* **WHAT IS REQUIRED**
Without including any images, repeat the data exactly.

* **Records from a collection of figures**
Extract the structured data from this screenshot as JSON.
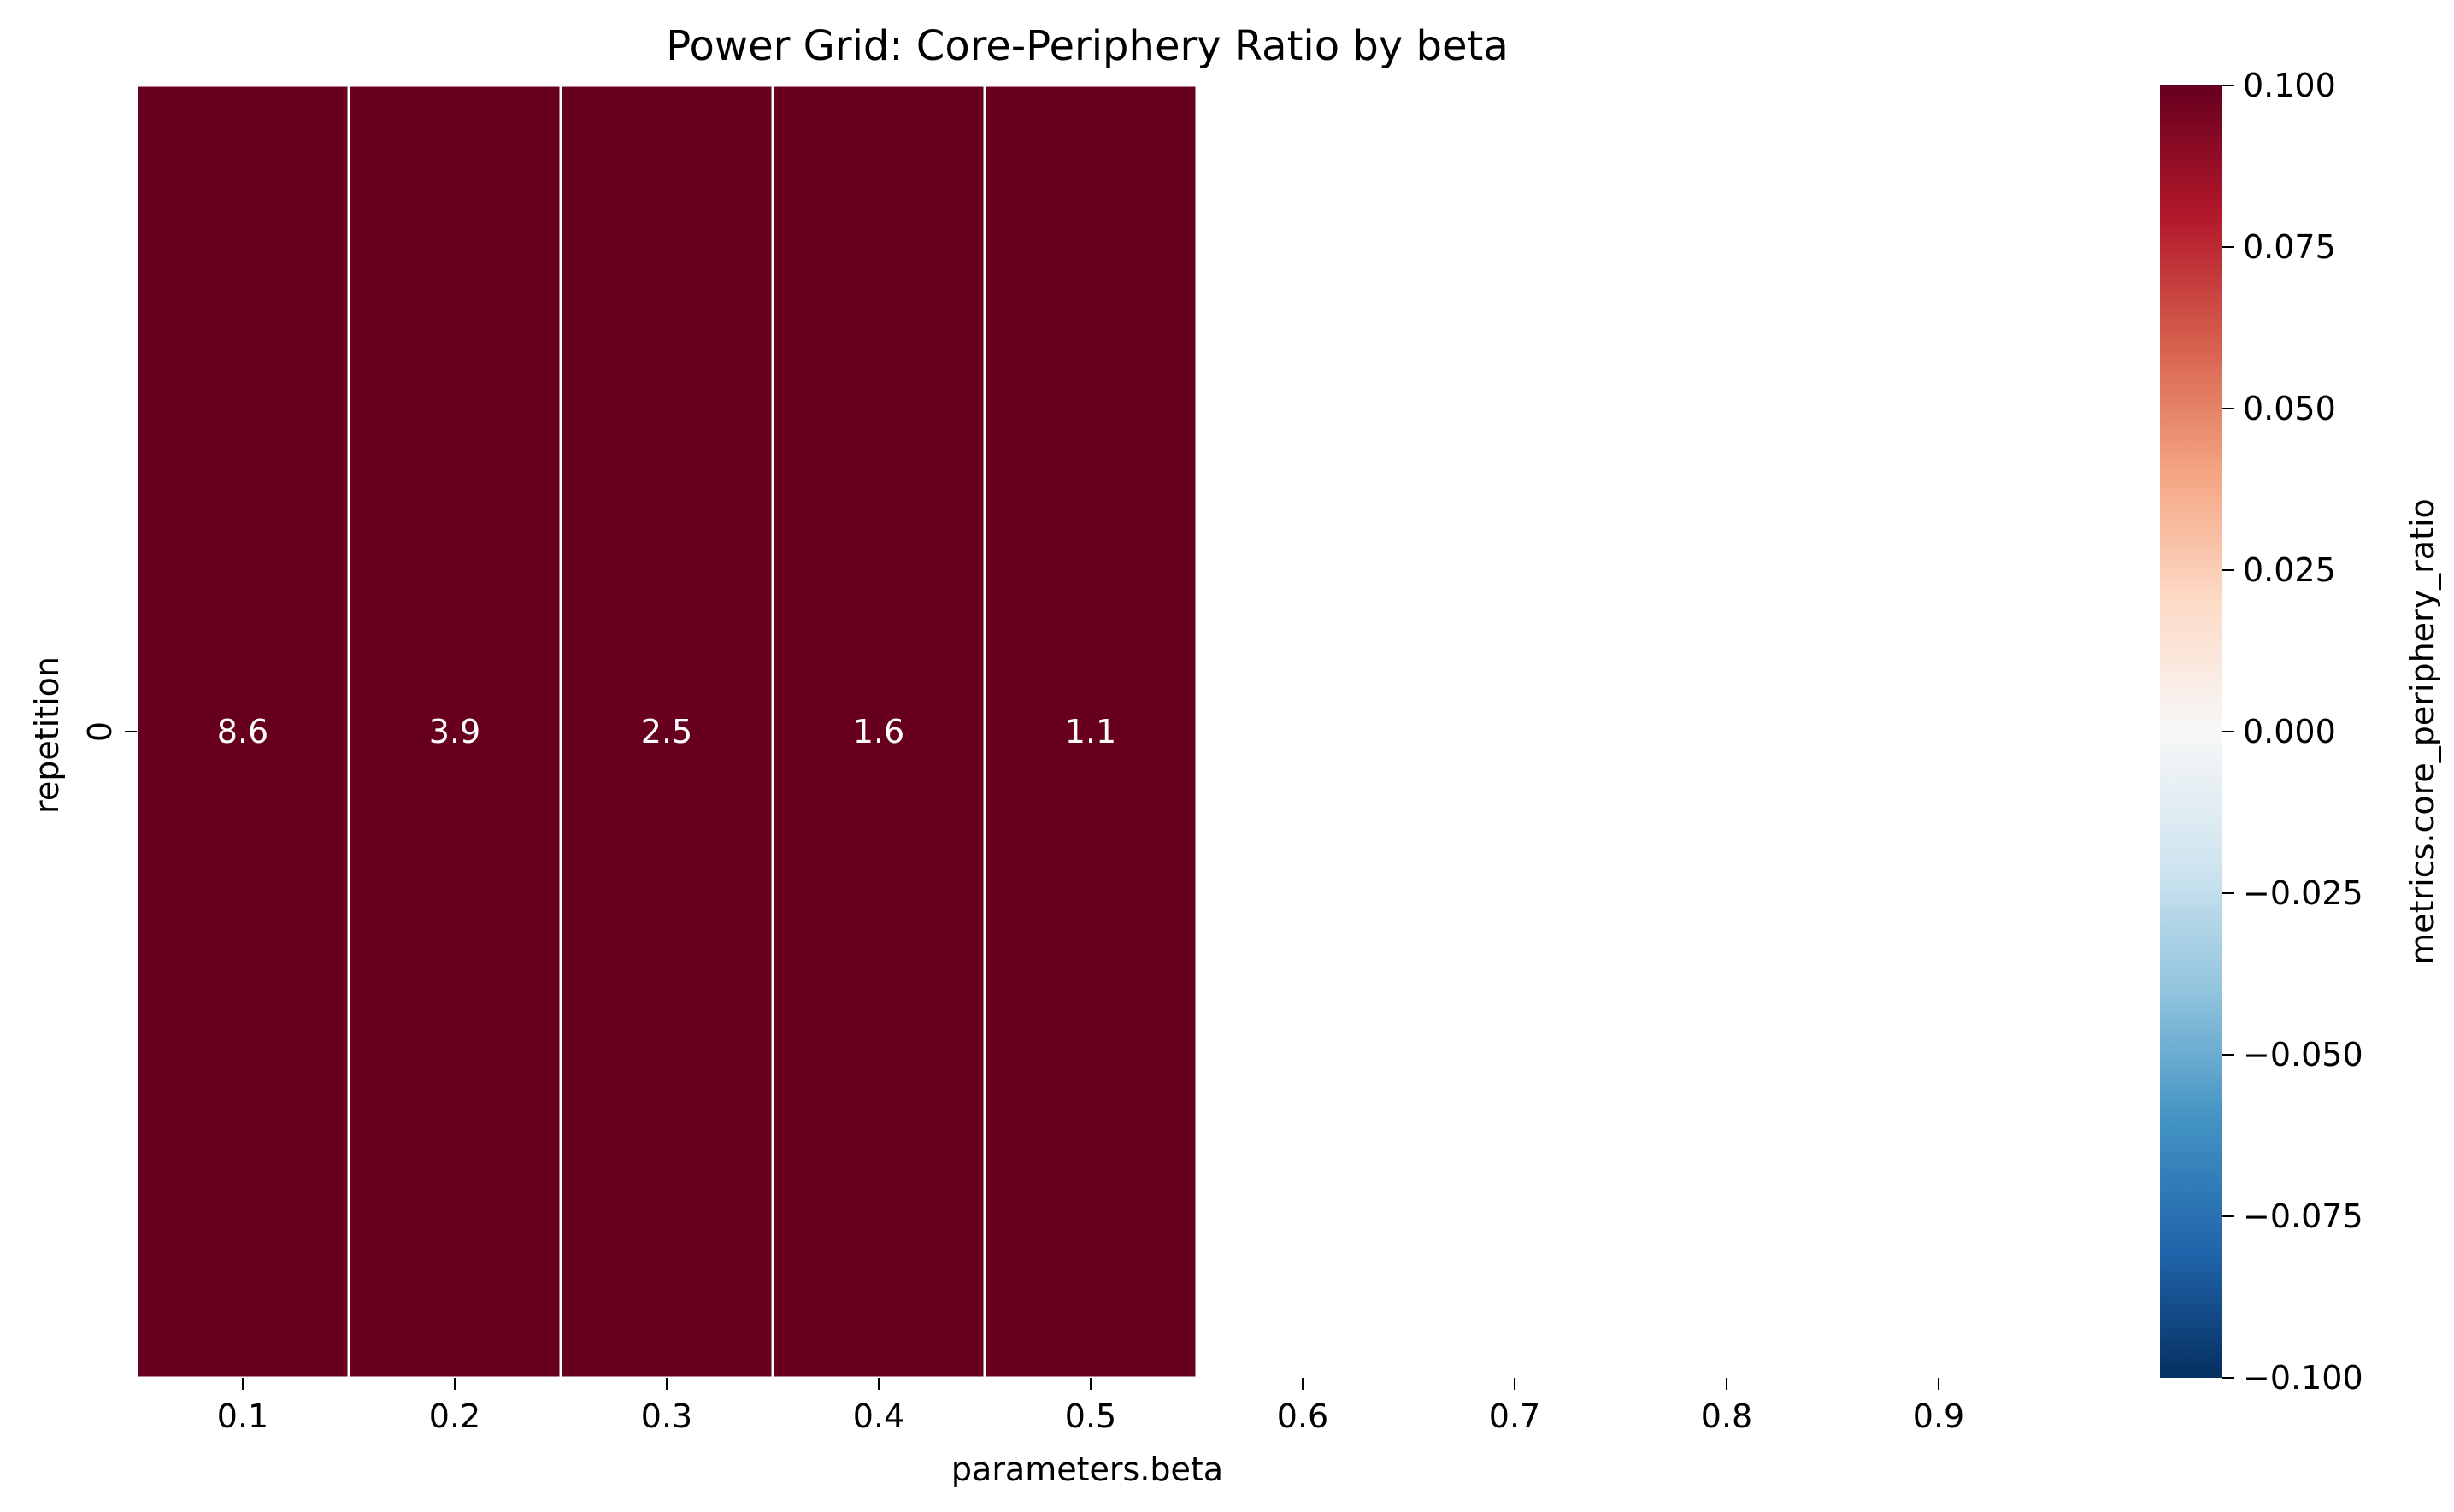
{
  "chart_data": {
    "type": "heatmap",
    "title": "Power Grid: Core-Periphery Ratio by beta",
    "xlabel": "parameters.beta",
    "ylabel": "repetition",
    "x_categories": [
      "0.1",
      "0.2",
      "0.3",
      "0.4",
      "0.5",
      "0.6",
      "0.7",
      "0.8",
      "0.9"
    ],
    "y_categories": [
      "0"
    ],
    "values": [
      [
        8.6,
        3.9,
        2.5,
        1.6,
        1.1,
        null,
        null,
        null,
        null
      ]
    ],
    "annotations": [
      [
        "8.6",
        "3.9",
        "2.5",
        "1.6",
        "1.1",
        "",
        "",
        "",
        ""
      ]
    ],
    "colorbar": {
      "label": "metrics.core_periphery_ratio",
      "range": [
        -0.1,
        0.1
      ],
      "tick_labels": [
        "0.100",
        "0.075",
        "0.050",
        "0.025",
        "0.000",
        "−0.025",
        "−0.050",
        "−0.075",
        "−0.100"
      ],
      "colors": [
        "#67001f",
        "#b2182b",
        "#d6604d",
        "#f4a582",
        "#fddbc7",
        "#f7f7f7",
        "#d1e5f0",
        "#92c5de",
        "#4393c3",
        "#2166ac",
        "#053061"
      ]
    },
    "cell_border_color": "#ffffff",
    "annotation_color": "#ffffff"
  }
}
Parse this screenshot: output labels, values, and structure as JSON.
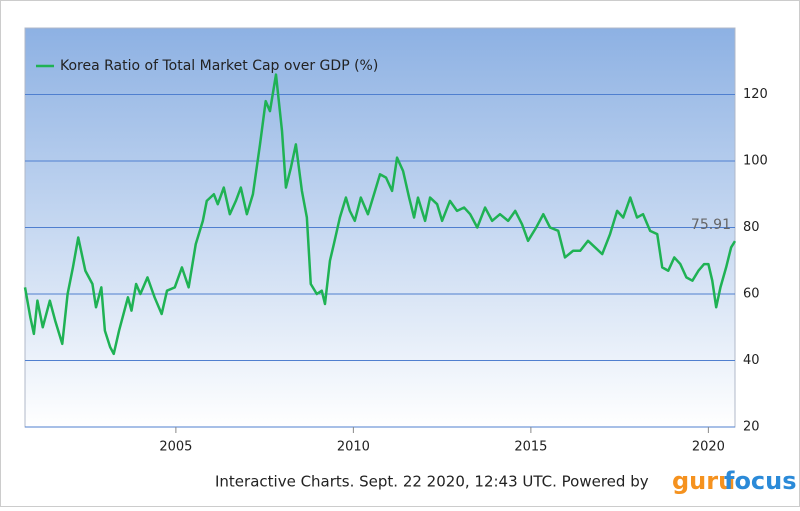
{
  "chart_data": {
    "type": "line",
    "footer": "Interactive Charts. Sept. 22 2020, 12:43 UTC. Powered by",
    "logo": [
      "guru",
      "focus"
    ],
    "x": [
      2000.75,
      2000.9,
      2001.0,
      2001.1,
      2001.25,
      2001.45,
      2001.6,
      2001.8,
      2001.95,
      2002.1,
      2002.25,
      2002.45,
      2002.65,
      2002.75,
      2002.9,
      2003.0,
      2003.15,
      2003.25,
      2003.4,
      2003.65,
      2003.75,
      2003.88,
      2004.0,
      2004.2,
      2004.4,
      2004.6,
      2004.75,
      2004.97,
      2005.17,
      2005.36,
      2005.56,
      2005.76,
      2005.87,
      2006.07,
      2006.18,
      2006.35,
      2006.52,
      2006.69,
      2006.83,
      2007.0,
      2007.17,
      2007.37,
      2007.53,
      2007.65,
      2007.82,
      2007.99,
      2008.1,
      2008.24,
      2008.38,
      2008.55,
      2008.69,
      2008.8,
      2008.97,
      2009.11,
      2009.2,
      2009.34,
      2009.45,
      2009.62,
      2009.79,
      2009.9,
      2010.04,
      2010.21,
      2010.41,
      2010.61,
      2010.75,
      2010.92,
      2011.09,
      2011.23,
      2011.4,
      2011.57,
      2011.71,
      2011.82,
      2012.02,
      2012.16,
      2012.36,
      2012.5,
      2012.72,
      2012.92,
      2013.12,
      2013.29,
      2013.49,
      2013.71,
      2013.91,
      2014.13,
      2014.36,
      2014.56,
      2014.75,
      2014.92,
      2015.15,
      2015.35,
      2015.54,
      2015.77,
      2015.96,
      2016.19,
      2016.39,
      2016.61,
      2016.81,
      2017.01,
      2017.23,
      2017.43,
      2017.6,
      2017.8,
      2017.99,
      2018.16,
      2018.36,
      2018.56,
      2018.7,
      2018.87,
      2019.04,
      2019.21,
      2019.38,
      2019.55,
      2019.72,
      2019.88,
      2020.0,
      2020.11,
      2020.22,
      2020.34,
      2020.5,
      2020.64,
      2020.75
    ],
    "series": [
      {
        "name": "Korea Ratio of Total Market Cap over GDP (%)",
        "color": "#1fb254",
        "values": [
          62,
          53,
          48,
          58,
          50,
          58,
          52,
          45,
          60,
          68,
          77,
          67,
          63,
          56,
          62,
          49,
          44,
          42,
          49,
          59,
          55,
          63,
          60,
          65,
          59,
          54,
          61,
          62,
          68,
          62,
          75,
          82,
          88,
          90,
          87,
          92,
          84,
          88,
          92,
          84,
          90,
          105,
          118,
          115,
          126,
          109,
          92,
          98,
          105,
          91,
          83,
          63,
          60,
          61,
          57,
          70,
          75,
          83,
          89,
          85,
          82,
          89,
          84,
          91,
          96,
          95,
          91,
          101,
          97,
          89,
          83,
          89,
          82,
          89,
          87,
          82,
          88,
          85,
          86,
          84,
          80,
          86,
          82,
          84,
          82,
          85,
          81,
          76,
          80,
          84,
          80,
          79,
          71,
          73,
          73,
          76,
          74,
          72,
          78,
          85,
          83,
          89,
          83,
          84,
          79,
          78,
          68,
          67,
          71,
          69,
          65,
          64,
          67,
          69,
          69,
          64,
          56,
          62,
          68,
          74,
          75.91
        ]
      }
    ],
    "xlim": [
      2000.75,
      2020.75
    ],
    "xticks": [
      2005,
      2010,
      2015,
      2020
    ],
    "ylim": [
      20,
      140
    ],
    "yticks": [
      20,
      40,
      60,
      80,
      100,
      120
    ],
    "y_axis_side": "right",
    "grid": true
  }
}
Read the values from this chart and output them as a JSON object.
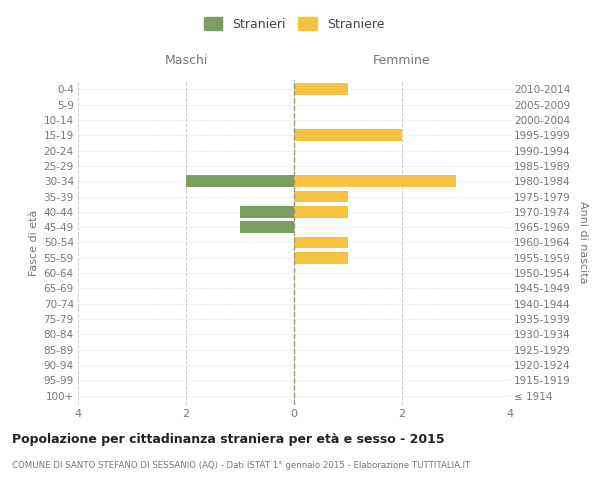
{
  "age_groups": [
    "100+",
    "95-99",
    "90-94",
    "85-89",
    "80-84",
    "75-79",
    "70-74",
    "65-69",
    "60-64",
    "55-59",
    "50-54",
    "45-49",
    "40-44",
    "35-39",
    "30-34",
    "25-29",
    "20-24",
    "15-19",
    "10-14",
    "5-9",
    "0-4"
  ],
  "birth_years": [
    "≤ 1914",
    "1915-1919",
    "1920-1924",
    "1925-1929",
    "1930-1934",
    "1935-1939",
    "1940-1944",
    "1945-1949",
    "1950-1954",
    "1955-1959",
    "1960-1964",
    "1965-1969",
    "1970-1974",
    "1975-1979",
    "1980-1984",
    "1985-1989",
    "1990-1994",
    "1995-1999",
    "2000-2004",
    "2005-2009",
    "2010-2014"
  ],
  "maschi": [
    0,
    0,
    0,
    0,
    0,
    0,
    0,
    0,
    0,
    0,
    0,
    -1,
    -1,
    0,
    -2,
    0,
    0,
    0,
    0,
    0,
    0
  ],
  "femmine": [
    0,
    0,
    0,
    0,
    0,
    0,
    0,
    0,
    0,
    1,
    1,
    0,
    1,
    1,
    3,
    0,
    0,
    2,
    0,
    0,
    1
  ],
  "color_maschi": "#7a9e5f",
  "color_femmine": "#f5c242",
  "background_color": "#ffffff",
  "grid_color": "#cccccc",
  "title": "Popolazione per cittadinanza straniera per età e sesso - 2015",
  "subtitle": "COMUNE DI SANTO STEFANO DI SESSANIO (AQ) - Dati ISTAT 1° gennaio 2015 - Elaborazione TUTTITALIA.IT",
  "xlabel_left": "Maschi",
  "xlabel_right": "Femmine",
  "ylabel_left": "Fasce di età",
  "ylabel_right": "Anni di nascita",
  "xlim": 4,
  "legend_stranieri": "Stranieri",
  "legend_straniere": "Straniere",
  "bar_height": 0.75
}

* **REPLY**
Extract the structured data from this screenshot as JSON.
{
  "chart_data": {
    "type": "heatmap",
    "title": "Power Grid: Core-Periphery Ratio by beta",
    "xlabel": "parameters.beta",
    "ylabel": "repetition",
    "x_categories": [
      "0.1",
      "0.2",
      "0.3",
      "0.4",
      "0.5",
      "0.6",
      "0.7",
      "0.8",
      "0.9"
    ],
    "y_categories": [
      "0"
    ],
    "values": [
      [
        8.6,
        3.9,
        2.5,
        1.6,
        1.1,
        null,
        null,
        null,
        null
      ]
    ],
    "annotations": [
      [
        "8.6",
        "3.9",
        "2.5",
        "1.6",
        "1.1",
        "",
        "",
        "",
        ""
      ]
    ],
    "colorbar": {
      "label": "metrics.core_periphery_ratio",
      "range": [
        -0.1,
        0.1
      ],
      "tick_labels": [
        "0.100",
        "0.075",
        "0.050",
        "0.025",
        "0.000",
        "−0.025",
        "−0.050",
        "−0.075",
        "−0.100"
      ],
      "colors": [
        "#67001f",
        "#b2182b",
        "#d6604d",
        "#f4a582",
        "#fddbc7",
        "#f7f7f7",
        "#d1e5f0",
        "#92c5de",
        "#4393c3",
        "#2166ac",
        "#053061"
      ]
    },
    "cell_border_color": "#ffffff",
    "annotation_color": "#ffffff"
  }
}
Parse this screenshot: output labels, values, and structure as JSON.
{
  "chart_data": {
    "type": "line",
    "footer": "Interactive Charts. Sept. 22 2020, 12:43 UTC. Powered by",
    "logo": [
      "guru",
      "focus"
    ],
    "x": [
      2000.75,
      2000.9,
      2001.0,
      2001.1,
      2001.25,
      2001.45,
      2001.6,
      2001.8,
      2001.95,
      2002.1,
      2002.25,
      2002.45,
      2002.65,
      2002.75,
      2002.9,
      2003.0,
      2003.15,
      2003.25,
      2003.4,
      2003.65,
      2003.75,
      2003.88,
      2004.0,
      2004.2,
      2004.4,
      2004.6,
      2004.75,
      2004.97,
      2005.17,
      2005.36,
      2005.56,
      2005.76,
      2005.87,
      2006.07,
      2006.18,
      2006.35,
      2006.52,
      2006.69,
      2006.83,
      2007.0,
      2007.17,
      2007.37,
      2007.53,
      2007.65,
      2007.82,
      2007.99,
      2008.1,
      2008.24,
      2008.38,
      2008.55,
      2008.69,
      2008.8,
      2008.97,
      2009.11,
      2009.2,
      2009.34,
      2009.45,
      2009.62,
      2009.79,
      2009.9,
      2010.04,
      2010.21,
      2010.41,
      2010.61,
      2010.75,
      2010.92,
      2011.09,
      2011.23,
      2011.4,
      2011.57,
      2011.71,
      2011.82,
      2012.02,
      2012.16,
      2012.36,
      2012.5,
      2012.72,
      2012.92,
      2013.12,
      2013.29,
      2013.49,
      2013.71,
      2013.91,
      2014.13,
      2014.36,
      2014.56,
      2014.75,
      2014.92,
      2015.15,
      2015.35,
      2015.54,
      2015.77,
      2015.96,
      2016.19,
      2016.39,
      2016.61,
      2016.81,
      2017.01,
      2017.23,
      2017.43,
      2017.6,
      2017.8,
      2017.99,
      2018.16,
      2018.36,
      2018.56,
      2018.7,
      2018.87,
      2019.04,
      2019.21,
      2019.38,
      2019.55,
      2019.72,
      2019.88,
      2020.0,
      2020.11,
      2020.22,
      2020.34,
      2020.5,
      2020.64,
      2020.75
    ],
    "series": [
      {
        "name": "Korea Ratio of Total Market Cap over GDP (%)",
        "color": "#1fb254",
        "values": [
          62,
          53,
          48,
          58,
          50,
          58,
          52,
          45,
          60,
          68,
          77,
          67,
          63,
          56,
          62,
          49,
          44,
          42,
          49,
          59,
          55,
          63,
          60,
          65,
          59,
          54,
          61,
          62,
          68,
          62,
          75,
          82,
          88,
          90,
          87,
          92,
          84,
          88,
          92,
          84,
          90,
          105,
          118,
          115,
          126,
          109,
          92,
          98,
          105,
          91,
          83,
          63,
          60,
          61,
          57,
          70,
          75,
          83,
          89,
          85,
          82,
          89,
          84,
          91,
          96,
          95,
          91,
          101,
          97,
          89,
          83,
          89,
          82,
          89,
          87,
          82,
          88,
          85,
          86,
          84,
          80,
          86,
          82,
          84,
          82,
          85,
          81,
          76,
          80,
          84,
          80,
          79,
          71,
          73,
          73,
          76,
          74,
          72,
          78,
          85,
          83,
          89,
          83,
          84,
          79,
          78,
          68,
          67,
          71,
          69,
          65,
          64,
          67,
          69,
          69,
          64,
          56,
          62,
          68,
          74,
          75.91
        ]
      }
    ],
    "xlim": [
      2000.75,
      2020.75
    ],
    "xticks": [
      2005,
      2010,
      2015,
      2020
    ],
    "ylim": [
      20,
      140
    ],
    "yticks": [
      20,
      40,
      60,
      80,
      100,
      120
    ],
    "y_axis_side": "right",
    "grid": true
  }
}
Read the values from this chart and output them as a JSON object.
{
  "age_groups": [
    "100+",
    "95-99",
    "90-94",
    "85-89",
    "80-84",
    "75-79",
    "70-74",
    "65-69",
    "60-64",
    "55-59",
    "50-54",
    "45-49",
    "40-44",
    "35-39",
    "30-34",
    "25-29",
    "20-24",
    "15-19",
    "10-14",
    "5-9",
    "0-4"
  ],
  "birth_years": [
    "≤ 1914",
    "1915-1919",
    "1920-1924",
    "1925-1929",
    "1930-1934",
    "1935-1939",
    "1940-1944",
    "1945-1949",
    "1950-1954",
    "1955-1959",
    "1960-1964",
    "1965-1969",
    "1970-1974",
    "1975-1979",
    "1980-1984",
    "1985-1989",
    "1990-1994",
    "1995-1999",
    "2000-2004",
    "2005-2009",
    "2010-2014"
  ],
  "maschi": [
    0,
    0,
    0,
    0,
    0,
    0,
    0,
    0,
    0,
    0,
    0,
    -1,
    -1,
    0,
    -2,
    0,
    0,
    0,
    0,
    0,
    0
  ],
  "femmine": [
    0,
    0,
    0,
    0,
    0,
    0,
    0,
    0,
    0,
    1,
    1,
    0,
    1,
    1,
    3,
    0,
    0,
    2,
    0,
    0,
    1
  ],
  "color_maschi": "#7a9e5f",
  "color_femmine": "#f5c242",
  "background_color": "#ffffff",
  "grid_color": "#cccccc",
  "title": "Popolazione per cittadinanza straniera per età e sesso - 2015",
  "subtitle": "COMUNE DI SANTO STEFANO DI SESSANIO (AQ) - Dati ISTAT 1° gennaio 2015 - Elaborazione TUTTITALIA.IT",
  "xlabel_left": "Maschi",
  "xlabel_right": "Femmine",
  "ylabel_left": "Fasce di età",
  "ylabel_right": "Anni di nascita",
  "xlim": 4,
  "legend_stranieri": "Stranieri",
  "legend_straniere": "Straniere",
  "bar_height": 0.75
}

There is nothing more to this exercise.